> **GIVEN INFORMATION**

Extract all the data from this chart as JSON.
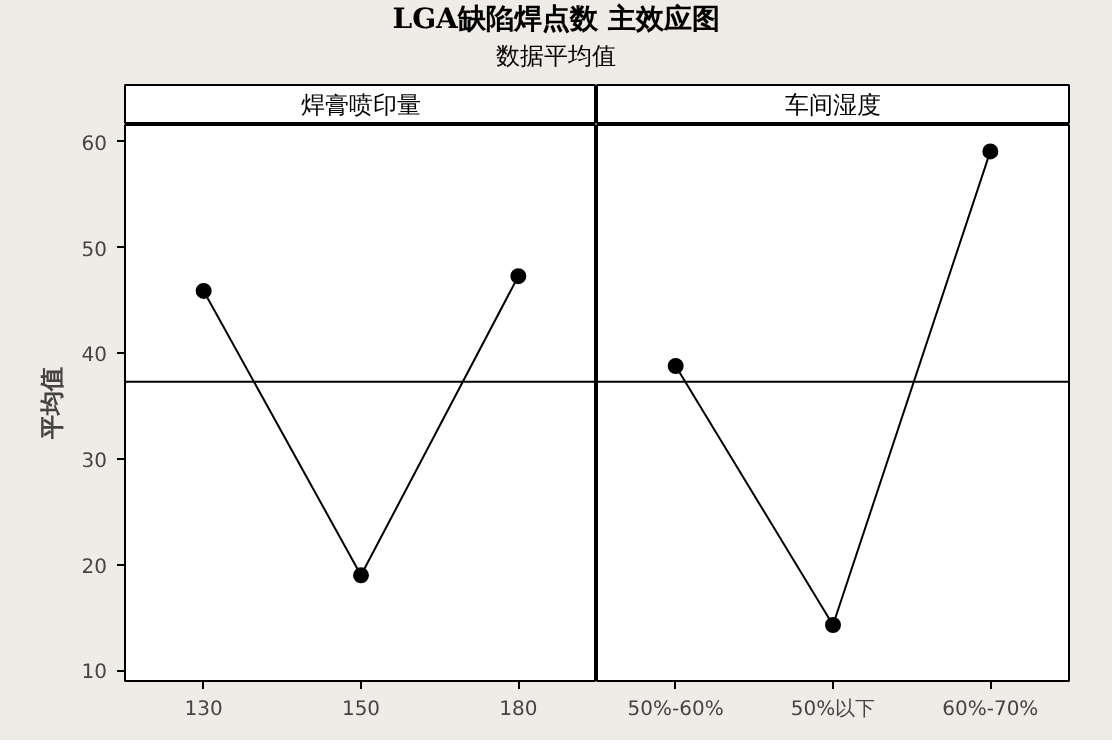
{
  "chart_data": [
    {
      "type": "line",
      "title": "LGA缺陷焊点数 主效应图",
      "subtitle": "数据平均值",
      "ylabel": "平均值",
      "annotations": [
        "焊膏喷印量"
      ],
      "categories": [
        "130",
        "150",
        "180"
      ],
      "series": [
        {
          "color": "#000000",
          "values": [
            45.9,
            19.0,
            47.3
          ]
        }
      ],
      "ylim": [
        9,
        61.6
      ],
      "yticks": [
        10,
        20,
        30,
        40,
        50,
        60
      ],
      "ref_lines": [
        {
          "axis": "y",
          "value": 37.3,
          "color": "#000000"
        }
      ],
      "marker": "circle",
      "line_style": "solid",
      "grid": false
    },
    {
      "type": "line",
      "annotations": [
        "车间湿度"
      ],
      "categories": [
        "50%-60%",
        "50%以下",
        "60%-70%"
      ],
      "series": [
        {
          "color": "#000000",
          "values": [
            38.8,
            14.3,
            59.1
          ]
        }
      ],
      "ylim": [
        9,
        61.6
      ],
      "yticks": [
        10,
        20,
        30,
        40,
        50,
        60
      ],
      "ref_lines": [
        {
          "axis": "y",
          "value": 37.3,
          "color": "#000000"
        }
      ],
      "marker": "circle",
      "line_style": "solid",
      "grid": false,
      "tick_labels": "x"
    }
  ]
}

> **WHAT TO WORK ON**
Repeat the data exactly, without the pictures.

> **COMPLETED TASK**
Extract all the data from this chart as JSON.
{
  "chart_data": [
    {
      "type": "line",
      "title": "LGA缺陷焊点数 主效应图",
      "subtitle": "数据平均值",
      "ylabel": "平均值",
      "annotations": [
        "焊膏喷印量"
      ],
      "categories": [
        "130",
        "150",
        "180"
      ],
      "series": [
        {
          "color": "#000000",
          "values": [
            45.9,
            19.0,
            47.3
          ]
        }
      ],
      "ylim": [
        9,
        61.6
      ],
      "yticks": [
        10,
        20,
        30,
        40,
        50,
        60
      ],
      "ref_lines": [
        {
          "axis": "y",
          "value": 37.3,
          "color": "#000000"
        }
      ],
      "marker": "circle",
      "line_style": "solid",
      "grid": false
    },
    {
      "type": "line",
      "annotations": [
        "车间湿度"
      ],
      "categories": [
        "50%-60%",
        "50%以下",
        "60%-70%"
      ],
      "series": [
        {
          "color": "#000000",
          "values": [
            38.8,
            14.3,
            59.1
          ]
        }
      ],
      "ylim": [
        9,
        61.6
      ],
      "yticks": [
        10,
        20,
        30,
        40,
        50,
        60
      ],
      "ref_lines": [
        {
          "axis": "y",
          "value": 37.3,
          "color": "#000000"
        }
      ],
      "marker": "circle",
      "line_style": "solid",
      "grid": false,
      "tick_labels": "x"
    }
  ]
}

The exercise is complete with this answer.